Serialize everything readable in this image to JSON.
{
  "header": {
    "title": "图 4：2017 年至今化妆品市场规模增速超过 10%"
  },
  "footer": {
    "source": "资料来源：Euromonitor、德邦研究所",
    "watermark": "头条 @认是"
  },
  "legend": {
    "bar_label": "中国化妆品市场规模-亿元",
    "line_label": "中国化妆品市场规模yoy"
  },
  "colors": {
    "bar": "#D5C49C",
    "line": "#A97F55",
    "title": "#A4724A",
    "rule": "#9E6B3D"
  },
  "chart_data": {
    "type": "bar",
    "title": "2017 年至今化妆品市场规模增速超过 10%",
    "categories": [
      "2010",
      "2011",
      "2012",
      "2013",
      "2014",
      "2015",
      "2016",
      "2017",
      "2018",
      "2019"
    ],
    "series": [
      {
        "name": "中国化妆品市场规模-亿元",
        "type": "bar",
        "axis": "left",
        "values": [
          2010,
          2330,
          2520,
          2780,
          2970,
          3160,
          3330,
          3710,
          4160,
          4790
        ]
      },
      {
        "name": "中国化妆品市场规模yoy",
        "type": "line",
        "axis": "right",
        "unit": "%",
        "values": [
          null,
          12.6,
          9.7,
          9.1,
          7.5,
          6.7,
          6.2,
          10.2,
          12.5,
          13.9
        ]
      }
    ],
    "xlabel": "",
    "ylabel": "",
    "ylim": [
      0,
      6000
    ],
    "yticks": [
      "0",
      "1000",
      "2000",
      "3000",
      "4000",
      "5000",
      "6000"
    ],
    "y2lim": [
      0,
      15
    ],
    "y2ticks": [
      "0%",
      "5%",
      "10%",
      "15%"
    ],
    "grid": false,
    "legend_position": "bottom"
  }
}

▶ **PROBLEM**: Return all of the above records exactly, leaving no line out.

▶ **THE REPLY**:
Serialize everything readable in this image to JSON.
{
  "header": {
    "title": "图 4：2017 年至今化妆品市场规模增速超过 10%"
  },
  "footer": {
    "source": "资料来源：Euromonitor、德邦研究所",
    "watermark": "头条 @认是"
  },
  "legend": {
    "bar_label": "中国化妆品市场规模-亿元",
    "line_label": "中国化妆品市场规模yoy"
  },
  "colors": {
    "bar": "#D5C49C",
    "line": "#A97F55",
    "title": "#A4724A",
    "rule": "#9E6B3D"
  },
  "chart_data": {
    "type": "bar",
    "title": "2017 年至今化妆品市场规模增速超过 10%",
    "categories": [
      "2010",
      "2011",
      "2012",
      "2013",
      "2014",
      "2015",
      "2016",
      "2017",
      "2018",
      "2019"
    ],
    "series": [
      {
        "name": "中国化妆品市场规模-亿元",
        "type": "bar",
        "axis": "left",
        "values": [
          2010,
          2330,
          2520,
          2780,
          2970,
          3160,
          3330,
          3710,
          4160,
          4790
        ]
      },
      {
        "name": "中国化妆品市场规模yoy",
        "type": "line",
        "axis": "right",
        "unit": "%",
        "values": [
          null,
          12.6,
          9.7,
          9.1,
          7.5,
          6.7,
          6.2,
          10.2,
          12.5,
          13.9
        ]
      }
    ],
    "xlabel": "",
    "ylabel": "",
    "ylim": [
      0,
      6000
    ],
    "yticks": [
      "0",
      "1000",
      "2000",
      "3000",
      "4000",
      "5000",
      "6000"
    ],
    "y2lim": [
      0,
      15
    ],
    "y2ticks": [
      "0%",
      "5%",
      "10%",
      "15%"
    ],
    "grid": false,
    "legend_position": "bottom"
  }
}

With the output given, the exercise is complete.